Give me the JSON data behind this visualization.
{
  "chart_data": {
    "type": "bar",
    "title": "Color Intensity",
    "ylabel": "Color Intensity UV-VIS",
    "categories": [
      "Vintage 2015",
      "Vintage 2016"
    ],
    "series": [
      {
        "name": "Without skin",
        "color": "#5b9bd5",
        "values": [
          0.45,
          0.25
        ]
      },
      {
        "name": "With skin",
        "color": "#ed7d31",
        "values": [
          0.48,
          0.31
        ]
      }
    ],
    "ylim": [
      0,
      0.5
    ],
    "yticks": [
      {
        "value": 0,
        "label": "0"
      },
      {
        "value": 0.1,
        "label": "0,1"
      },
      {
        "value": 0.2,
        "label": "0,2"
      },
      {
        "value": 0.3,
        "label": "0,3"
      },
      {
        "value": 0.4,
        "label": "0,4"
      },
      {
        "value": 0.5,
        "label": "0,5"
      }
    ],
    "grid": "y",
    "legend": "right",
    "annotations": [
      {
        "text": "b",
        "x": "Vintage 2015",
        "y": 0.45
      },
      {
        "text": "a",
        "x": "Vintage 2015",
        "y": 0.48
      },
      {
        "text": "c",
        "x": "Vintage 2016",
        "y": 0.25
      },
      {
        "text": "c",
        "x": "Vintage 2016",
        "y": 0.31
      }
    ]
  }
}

> **What you need to do**
Retype the records in full. Keep every line identical to the original.

> **Answer to the problem**
Give me the JSON data behind this visualization.
{
  "chart_data": {
    "type": "bar",
    "title": "Color Intensity",
    "ylabel": "Color Intensity UV-VIS",
    "categories": [
      "Vintage 2015",
      "Vintage 2016"
    ],
    "series": [
      {
        "name": "Without skin",
        "color": "#5b9bd5",
        "values": [
          0.45,
          0.25
        ]
      },
      {
        "name": "With skin",
        "color": "#ed7d31",
        "values": [
          0.48,
          0.31
        ]
      }
    ],
    "ylim": [
      0,
      0.5
    ],
    "yticks": [
      {
        "value": 0,
        "label": "0"
      },
      {
        "value": 0.1,
        "label": "0,1"
      },
      {
        "value": 0.2,
        "label": "0,2"
      },
      {
        "value": 0.3,
        "label": "0,3"
      },
      {
        "value": 0.4,
        "label": "0,4"
      },
      {
        "value": 0.5,
        "label": "0,5"
      }
    ],
    "grid": "y",
    "legend": "right",
    "annotations": [
      {
        "text": "b",
        "x": "Vintage 2015",
        "y": 0.45
      },
      {
        "text": "a",
        "x": "Vintage 2015",
        "y": 0.48
      },
      {
        "text": "c",
        "x": "Vintage 2016",
        "y": 0.25
      },
      {
        "text": "c",
        "x": "Vintage 2016",
        "y": 0.31
      }
    ]
  }
}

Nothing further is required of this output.